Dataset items
···

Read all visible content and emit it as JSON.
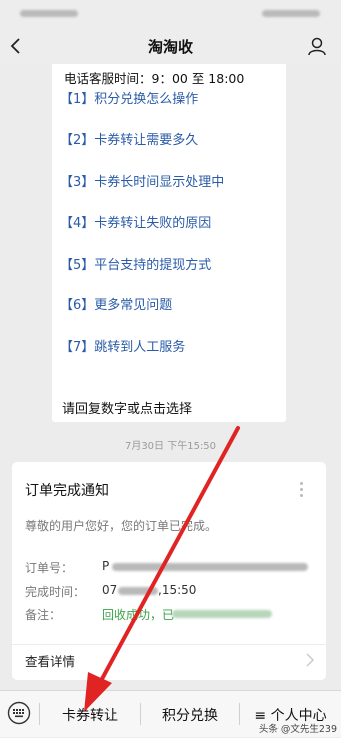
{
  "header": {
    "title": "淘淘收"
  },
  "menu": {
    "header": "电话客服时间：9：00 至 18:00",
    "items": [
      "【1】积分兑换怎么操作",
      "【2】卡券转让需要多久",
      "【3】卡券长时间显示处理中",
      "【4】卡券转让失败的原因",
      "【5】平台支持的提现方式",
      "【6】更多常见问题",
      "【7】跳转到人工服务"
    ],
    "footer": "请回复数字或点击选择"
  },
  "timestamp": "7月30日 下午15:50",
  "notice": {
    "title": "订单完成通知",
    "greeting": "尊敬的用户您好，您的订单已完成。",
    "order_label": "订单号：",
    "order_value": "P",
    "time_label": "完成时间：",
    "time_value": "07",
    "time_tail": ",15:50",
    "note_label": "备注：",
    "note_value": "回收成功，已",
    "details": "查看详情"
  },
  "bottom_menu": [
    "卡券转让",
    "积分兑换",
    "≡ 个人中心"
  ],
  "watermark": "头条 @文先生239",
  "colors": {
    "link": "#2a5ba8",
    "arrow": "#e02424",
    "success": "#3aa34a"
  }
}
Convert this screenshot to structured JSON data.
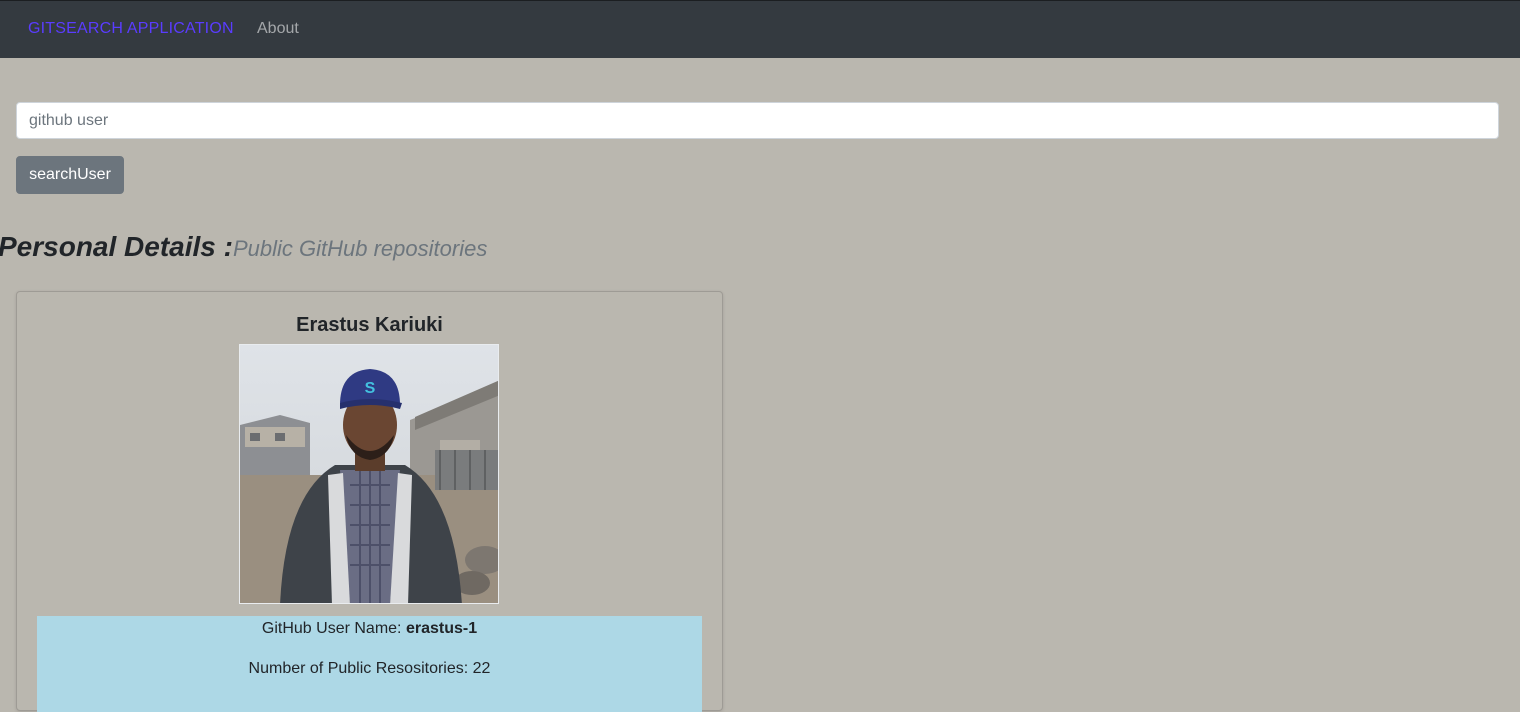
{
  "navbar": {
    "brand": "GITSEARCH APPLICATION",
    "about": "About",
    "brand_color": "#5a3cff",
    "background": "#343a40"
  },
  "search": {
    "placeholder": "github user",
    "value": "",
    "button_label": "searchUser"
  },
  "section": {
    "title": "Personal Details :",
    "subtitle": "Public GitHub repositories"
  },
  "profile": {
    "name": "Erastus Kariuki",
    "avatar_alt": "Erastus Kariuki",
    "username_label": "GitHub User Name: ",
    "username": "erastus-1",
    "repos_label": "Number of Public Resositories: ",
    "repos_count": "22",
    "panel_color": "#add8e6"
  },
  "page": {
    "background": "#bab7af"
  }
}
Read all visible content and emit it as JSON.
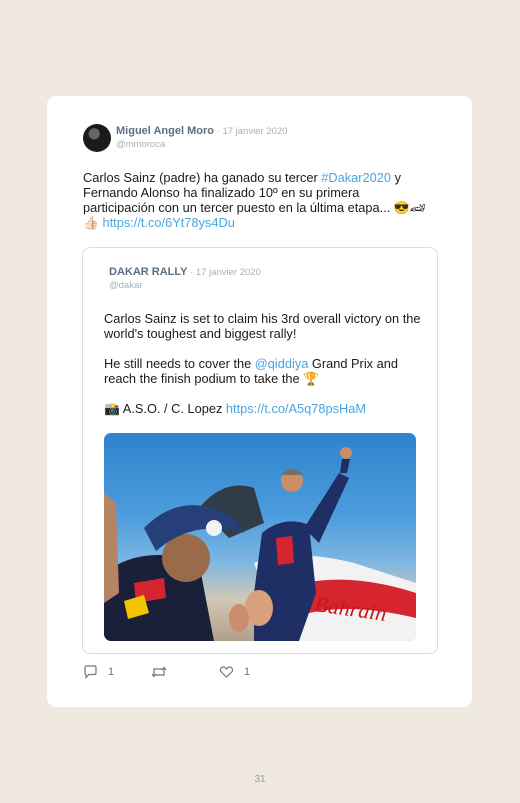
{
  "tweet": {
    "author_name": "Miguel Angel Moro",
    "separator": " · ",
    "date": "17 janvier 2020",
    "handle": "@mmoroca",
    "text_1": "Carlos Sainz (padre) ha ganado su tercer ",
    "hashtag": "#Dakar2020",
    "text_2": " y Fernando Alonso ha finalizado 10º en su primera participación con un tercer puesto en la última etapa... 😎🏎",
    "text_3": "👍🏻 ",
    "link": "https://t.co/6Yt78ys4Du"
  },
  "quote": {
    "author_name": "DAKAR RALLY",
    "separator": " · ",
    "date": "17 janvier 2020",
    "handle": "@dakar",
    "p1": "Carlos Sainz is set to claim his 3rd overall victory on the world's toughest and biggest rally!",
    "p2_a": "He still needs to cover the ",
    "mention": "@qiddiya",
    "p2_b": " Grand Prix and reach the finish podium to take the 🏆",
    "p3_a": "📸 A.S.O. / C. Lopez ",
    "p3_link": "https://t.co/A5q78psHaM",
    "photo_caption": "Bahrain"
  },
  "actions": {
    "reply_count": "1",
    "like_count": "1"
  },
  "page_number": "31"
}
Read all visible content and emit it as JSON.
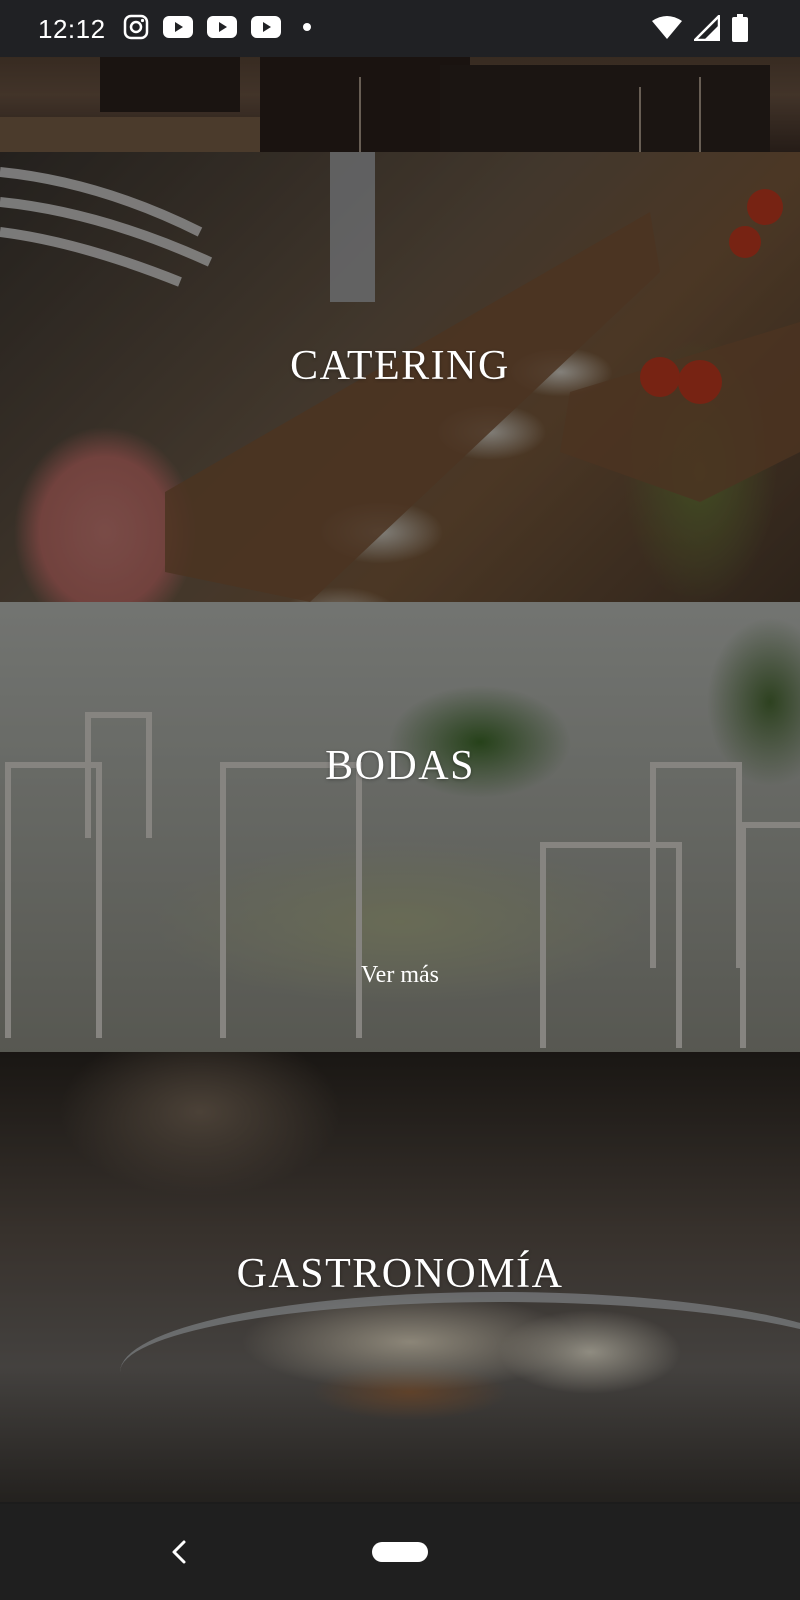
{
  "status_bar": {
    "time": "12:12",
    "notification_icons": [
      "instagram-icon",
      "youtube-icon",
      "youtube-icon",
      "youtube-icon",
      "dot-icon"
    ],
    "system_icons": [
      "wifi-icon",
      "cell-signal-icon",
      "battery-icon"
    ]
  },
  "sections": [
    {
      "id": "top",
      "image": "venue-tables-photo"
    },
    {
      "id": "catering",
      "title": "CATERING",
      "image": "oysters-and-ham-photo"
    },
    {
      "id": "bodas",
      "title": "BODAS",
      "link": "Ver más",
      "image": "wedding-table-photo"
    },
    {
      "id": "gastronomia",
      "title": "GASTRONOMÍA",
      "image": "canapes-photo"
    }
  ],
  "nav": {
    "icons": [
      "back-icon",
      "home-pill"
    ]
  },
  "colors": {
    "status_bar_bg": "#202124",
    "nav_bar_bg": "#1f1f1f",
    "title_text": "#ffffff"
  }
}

···

→ Exercise details:
Filter the entries down to the lines containing "tercer". Copy each of those lines.

→ Result of the task:
    "text_1": "Carlos Sainz (padre) ha ganado su tercer ",
    "text_2": " y Fernando Alonso ha finalizado 10º en su primera participación con un tercer puesto en la última etapa... 😎🏎",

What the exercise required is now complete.